Counter Force and Reaction Force
Earlier, we saw how some of our other forces could help or, more usually, detract from our tool’s impact force. Here we will see how we can improve our impact force, speed, agility, and stamina by intentionally using other available forces.
Forces can only act between objects, either attracting (gravity, magnets, stretched springs, etc.)or repelling (compressed springs, opposing magnets, explosions, etc.)each other. Because of our mind-set, however, we usually think our force pushes our fist away from us when we punch. Actually, our force moves the fist and body away from each other and both feel the same force. This is the third law of classical mechanics: action and reaction - forces always appear as equal and opposite pairs.
EXPERIMENT 9: A) To demonstrate this, try standing sideways in a doorway with your feet together and your back about an inch or so away from one side of it. Now punch your fist out hard from in front of your shoulder (holding on to a small weight will accentuate the effect). Unless you are consciously compensating, your back will smack the doorway - the force of that smack is the reaction force of your fist going forward. While the force separating the fist and the body from each other is the same, the effects are different for each because of the large differences in mass (remember: force = mass x acceleration). The smaller mass of the fist will be accelerated more quickly than the larger mass of the torso. This demonstrates the advantage of being able to “unify” the body’s total mass at will, as mentioned above: the greater the mass which will oppose the fist, the less will be the effect on the body and the greater the forward speed of the fist. B) Now try the back-in-a-doorway experiment just described again, but this time punch your fist hard from your hip and notice the difference in the impact your back makes against the doorway. The greater mass centered at your hips will react less to the punch than the smaller mass centered at your shoulders - one of several good reasons to start a punch from the hip whenever possible.

_EXERCISE 1_: Could you repeat the counter-force passage word for word, starting with "Counter Force and" and going on through "other available forces."?
The entries below are unrelated to the counter-force passage.

_SOURCE MATERIAL_:
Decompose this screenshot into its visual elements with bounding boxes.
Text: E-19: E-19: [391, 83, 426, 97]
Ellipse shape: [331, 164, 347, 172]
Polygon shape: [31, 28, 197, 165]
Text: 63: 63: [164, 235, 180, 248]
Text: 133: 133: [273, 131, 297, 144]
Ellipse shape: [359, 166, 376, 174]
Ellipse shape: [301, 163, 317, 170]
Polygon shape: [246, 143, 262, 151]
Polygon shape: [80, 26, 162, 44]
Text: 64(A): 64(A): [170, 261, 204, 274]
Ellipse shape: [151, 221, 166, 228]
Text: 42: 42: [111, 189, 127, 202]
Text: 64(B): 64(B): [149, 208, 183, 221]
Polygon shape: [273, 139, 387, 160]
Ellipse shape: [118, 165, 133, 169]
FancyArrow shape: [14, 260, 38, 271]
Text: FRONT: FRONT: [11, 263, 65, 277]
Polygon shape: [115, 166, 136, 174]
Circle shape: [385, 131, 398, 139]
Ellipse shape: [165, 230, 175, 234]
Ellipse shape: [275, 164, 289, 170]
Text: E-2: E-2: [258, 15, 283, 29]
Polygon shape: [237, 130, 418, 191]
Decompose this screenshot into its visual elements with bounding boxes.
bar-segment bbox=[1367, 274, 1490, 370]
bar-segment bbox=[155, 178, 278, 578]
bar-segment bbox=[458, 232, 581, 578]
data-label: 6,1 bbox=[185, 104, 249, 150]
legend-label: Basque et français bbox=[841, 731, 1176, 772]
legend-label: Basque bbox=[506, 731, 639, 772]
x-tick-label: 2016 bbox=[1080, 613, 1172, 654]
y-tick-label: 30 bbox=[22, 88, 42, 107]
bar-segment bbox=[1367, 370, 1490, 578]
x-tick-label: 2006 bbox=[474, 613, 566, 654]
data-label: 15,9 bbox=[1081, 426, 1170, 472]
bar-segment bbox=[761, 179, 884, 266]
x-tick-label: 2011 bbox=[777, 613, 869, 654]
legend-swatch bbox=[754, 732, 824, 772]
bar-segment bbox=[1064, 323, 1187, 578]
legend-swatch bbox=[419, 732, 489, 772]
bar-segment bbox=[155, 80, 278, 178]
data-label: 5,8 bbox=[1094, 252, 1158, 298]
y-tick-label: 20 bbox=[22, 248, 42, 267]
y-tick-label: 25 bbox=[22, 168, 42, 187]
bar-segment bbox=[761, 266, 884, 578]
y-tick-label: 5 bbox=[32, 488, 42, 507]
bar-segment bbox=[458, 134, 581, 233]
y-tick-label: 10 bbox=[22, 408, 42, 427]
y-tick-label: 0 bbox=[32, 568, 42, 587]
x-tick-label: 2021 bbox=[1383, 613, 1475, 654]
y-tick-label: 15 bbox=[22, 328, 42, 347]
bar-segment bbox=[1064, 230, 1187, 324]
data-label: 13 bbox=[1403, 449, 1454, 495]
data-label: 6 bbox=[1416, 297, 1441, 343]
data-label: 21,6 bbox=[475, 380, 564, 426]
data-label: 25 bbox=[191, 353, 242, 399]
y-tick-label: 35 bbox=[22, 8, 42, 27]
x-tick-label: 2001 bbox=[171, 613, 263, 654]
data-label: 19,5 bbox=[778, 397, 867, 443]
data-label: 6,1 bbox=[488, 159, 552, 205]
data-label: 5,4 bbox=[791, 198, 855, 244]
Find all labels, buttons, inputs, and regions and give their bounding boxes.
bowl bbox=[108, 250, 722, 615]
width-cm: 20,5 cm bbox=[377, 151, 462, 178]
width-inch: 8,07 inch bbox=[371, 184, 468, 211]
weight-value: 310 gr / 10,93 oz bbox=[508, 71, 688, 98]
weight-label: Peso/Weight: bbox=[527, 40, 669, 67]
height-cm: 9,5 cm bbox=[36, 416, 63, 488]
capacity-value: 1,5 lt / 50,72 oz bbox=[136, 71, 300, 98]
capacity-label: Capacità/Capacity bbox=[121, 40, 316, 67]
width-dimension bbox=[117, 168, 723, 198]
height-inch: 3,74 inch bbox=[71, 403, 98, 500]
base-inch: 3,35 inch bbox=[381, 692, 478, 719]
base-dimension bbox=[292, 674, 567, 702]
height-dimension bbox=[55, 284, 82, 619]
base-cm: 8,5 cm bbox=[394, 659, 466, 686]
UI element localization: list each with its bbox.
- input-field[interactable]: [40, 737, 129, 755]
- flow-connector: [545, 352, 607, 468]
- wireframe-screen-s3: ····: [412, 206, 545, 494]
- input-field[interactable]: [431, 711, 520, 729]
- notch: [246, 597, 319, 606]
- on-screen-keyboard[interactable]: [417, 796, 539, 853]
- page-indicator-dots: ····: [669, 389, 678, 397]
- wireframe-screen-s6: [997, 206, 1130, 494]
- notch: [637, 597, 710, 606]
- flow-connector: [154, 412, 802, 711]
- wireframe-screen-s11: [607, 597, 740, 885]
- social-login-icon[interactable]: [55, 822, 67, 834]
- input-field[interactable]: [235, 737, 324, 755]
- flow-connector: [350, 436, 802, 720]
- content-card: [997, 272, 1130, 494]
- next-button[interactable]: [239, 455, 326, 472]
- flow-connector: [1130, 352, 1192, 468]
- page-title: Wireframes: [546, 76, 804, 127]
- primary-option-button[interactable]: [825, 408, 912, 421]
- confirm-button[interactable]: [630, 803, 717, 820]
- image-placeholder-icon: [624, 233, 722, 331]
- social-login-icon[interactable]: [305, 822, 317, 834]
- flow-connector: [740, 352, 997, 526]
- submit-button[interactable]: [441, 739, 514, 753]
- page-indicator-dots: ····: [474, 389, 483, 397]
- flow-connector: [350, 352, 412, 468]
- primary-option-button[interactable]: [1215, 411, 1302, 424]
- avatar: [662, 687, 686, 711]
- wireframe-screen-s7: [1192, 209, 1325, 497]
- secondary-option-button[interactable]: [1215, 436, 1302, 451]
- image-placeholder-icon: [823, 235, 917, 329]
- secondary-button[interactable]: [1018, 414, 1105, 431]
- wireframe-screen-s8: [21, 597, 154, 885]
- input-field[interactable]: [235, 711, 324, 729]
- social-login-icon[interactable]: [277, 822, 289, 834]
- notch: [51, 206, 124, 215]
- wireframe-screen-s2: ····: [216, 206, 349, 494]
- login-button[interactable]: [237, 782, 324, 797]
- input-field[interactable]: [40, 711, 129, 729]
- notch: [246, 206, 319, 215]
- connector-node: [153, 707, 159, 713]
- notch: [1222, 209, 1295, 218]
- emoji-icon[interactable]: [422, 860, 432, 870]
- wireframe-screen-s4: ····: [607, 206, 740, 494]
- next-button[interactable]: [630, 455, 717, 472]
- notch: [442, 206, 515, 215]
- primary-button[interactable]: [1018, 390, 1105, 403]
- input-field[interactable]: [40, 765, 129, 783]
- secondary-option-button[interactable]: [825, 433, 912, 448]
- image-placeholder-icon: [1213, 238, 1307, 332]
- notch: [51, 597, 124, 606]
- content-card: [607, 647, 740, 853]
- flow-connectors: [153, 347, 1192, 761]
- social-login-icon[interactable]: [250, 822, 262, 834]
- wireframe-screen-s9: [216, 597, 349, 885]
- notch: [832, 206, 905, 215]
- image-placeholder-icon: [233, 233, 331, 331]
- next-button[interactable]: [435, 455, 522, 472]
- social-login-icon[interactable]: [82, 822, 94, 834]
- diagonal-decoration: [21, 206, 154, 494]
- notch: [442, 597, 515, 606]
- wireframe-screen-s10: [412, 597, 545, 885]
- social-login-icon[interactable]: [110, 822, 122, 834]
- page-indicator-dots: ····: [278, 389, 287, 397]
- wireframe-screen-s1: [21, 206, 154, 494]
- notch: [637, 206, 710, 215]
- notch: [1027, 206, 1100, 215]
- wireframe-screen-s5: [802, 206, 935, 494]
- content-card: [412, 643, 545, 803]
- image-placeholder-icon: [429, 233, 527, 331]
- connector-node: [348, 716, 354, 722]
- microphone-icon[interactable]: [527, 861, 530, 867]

_EXERCISE 2_: Transcribe the entries, starting with their first line and going on through the line that contains "bar-segment bbox=[761, 266, 884, 578]", including both of those lines and nothing after them.

_TASK RESULT 1_:
Counter Force and Reaction Force
Earlier, we saw how some of our other forces could help or, more usually, detract from our tool’s impact force. Here we will see how we can improve our impact force, speed, agility, and stamina by intentionally using other available forces.

_TASK RESULT 2_:
Decompose this screenshot into its visual elements with bounding boxes.
Text: E-19: E-19: [391, 83, 426, 97]
Ellipse shape: [331, 164, 347, 172]
Polygon shape: [31, 28, 197, 165]
Text: 63: 63: [164, 235, 180, 248]
Text: 133: 133: [273, 131, 297, 144]
Ellipse shape: [359, 166, 376, 174]
Ellipse shape: [301, 163, 317, 170]
Polygon shape: [246, 143, 262, 151]
Polygon shape: [80, 26, 162, 44]
Text: 64(A): 64(A): [170, 261, 204, 274]
Ellipse shape: [151, 221, 166, 228]
Text: 42: 42: [111, 189, 127, 202]
Text: 64(B): 64(B): [149, 208, 183, 221]
Polygon shape: [273, 139, 387, 160]
Ellipse shape: [118, 165, 133, 169]
FancyArrow shape: [14, 260, 38, 271]
Text: FRONT: FRONT: [11, 263, 65, 277]
Polygon shape: [115, 166, 136, 174]
Circle shape: [385, 131, 398, 139]
Ellipse shape: [165, 230, 175, 234]
Ellipse shape: [275, 164, 289, 170]
Text: E-2: E-2: [258, 15, 283, 29]
Polygon shape: [237, 130, 418, 191]
Decompose this screenshot into its visual elements with bounding boxes.
bar-segment bbox=[1367, 274, 1490, 370]
bar-segment bbox=[155, 178, 278, 578]
bar-segment bbox=[458, 232, 581, 578]
data-label: 6,1 bbox=[185, 104, 249, 150]
legend-label: Basque et français bbox=[841, 731, 1176, 772]
legend-label: Basque bbox=[506, 731, 639, 772]
x-tick-label: 2016 bbox=[1080, 613, 1172, 654]
y-tick-label: 30 bbox=[22, 88, 42, 107]
bar-segment bbox=[1367, 370, 1490, 578]
x-tick-label: 2006 bbox=[474, 613, 566, 654]
data-label: 15,9 bbox=[1081, 426, 1170, 472]
bar-segment bbox=[761, 179, 884, 266]
x-tick-label: 2011 bbox=[777, 613, 869, 654]
legend-swatch bbox=[754, 732, 824, 772]
bar-segment bbox=[1064, 323, 1187, 578]
legend-swatch bbox=[419, 732, 489, 772]
bar-segment bbox=[155, 80, 278, 178]
data-label: 5,8 bbox=[1094, 252, 1158, 298]
y-tick-label: 20 bbox=[22, 248, 42, 267]
y-tick-label: 25 bbox=[22, 168, 42, 187]
bar-segment bbox=[761, 266, 884, 578]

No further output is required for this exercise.